Find the lines holding the word "والمجتمعات" and collect them.

<<<<

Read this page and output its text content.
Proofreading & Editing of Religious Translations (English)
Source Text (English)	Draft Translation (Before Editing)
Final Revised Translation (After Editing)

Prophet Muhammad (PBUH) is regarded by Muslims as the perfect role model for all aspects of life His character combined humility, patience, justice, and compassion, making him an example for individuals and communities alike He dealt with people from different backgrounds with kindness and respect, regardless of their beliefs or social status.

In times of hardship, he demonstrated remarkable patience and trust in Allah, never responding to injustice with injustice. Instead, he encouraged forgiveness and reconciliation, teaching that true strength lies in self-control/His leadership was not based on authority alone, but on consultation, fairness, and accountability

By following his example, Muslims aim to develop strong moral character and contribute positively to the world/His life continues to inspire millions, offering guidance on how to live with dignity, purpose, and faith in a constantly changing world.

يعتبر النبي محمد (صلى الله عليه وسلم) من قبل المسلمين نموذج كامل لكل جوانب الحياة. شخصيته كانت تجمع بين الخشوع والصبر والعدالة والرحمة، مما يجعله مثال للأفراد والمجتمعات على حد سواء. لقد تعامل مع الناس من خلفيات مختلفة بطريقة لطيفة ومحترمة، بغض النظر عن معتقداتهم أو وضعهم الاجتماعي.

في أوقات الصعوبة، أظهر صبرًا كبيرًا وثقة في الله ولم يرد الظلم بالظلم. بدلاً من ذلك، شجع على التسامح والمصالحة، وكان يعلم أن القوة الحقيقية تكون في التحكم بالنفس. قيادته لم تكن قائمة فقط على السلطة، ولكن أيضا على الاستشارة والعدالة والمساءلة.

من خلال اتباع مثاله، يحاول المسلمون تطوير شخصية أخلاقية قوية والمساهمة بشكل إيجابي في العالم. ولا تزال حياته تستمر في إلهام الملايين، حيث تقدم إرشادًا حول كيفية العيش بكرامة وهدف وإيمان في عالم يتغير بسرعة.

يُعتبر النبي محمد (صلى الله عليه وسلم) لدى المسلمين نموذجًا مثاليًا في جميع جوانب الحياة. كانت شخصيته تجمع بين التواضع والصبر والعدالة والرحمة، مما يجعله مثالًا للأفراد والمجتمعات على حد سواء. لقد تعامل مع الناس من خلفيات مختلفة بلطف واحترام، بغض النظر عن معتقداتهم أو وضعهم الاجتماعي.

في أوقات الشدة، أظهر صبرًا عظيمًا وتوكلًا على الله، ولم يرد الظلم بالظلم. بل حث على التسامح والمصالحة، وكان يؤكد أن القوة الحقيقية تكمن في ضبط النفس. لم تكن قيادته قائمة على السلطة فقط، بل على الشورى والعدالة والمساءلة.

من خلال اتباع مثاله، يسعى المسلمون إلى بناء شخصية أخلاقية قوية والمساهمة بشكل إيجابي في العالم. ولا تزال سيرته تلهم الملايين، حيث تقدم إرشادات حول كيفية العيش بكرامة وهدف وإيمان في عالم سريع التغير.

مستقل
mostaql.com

>>>>
<<<<

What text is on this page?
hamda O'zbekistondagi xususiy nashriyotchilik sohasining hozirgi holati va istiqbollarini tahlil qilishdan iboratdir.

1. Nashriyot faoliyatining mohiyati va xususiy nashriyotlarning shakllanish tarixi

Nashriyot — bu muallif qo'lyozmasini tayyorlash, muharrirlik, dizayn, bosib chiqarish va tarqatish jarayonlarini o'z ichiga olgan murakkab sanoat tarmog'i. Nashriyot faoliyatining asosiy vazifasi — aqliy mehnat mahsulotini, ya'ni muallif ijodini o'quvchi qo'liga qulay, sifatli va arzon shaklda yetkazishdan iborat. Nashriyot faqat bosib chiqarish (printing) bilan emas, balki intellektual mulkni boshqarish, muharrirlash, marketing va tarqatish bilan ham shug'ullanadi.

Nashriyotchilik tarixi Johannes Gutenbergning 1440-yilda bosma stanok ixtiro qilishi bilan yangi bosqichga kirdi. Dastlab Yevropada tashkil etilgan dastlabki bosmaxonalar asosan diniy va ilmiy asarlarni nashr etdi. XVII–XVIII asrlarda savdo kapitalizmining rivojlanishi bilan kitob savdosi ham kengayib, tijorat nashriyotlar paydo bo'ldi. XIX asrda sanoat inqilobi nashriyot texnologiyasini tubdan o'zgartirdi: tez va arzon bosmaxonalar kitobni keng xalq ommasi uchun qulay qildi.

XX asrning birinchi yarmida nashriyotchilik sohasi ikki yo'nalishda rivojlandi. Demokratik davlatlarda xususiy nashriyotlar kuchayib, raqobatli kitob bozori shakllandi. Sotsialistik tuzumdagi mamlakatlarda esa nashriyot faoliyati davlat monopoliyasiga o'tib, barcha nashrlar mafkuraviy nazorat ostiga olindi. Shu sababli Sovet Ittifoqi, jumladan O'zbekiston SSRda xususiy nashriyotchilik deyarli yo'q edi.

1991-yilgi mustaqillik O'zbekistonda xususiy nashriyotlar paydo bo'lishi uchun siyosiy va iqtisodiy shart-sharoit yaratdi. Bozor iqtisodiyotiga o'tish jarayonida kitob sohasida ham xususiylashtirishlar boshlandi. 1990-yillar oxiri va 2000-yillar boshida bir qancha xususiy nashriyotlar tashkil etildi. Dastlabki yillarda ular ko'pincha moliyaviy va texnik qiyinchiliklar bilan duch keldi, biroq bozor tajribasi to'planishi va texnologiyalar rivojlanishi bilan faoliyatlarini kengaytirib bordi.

>>>>

Full output:
يعتبر النبي محمد (صلى الله عليه وسلم) من قبل المسلمين نموذج كامل لكل جوانب الحياة. شخصيته كانت تجمع بين الخشوع والصبر والعدالة والرحمة، مما يجعله مثال للأفراد والمجتمعات على حد سواء. لقد تعامل مع الناس من خلفيات مختلفة بطريقة لطيفة ومحترمة، بغض النظر عن معتقداتهم أو وضعهم الاجتماعي.
يُعتبر النبي محمد (صلى الله عليه وسلم) لدى المسلمين نموذجًا مثاليًا في جميع جوانب الحياة. كانت شخصيته تجمع بين التواضع والصبر والعدالة والرحمة، مما يجعله مثالًا للأفراد والمجتمعات على حد سواء. لقد تعامل مع الناس من خلفيات مختلفة بلطف واحترام، بغض النظر عن معتقداتهم أو وضعهم الاجتماعي.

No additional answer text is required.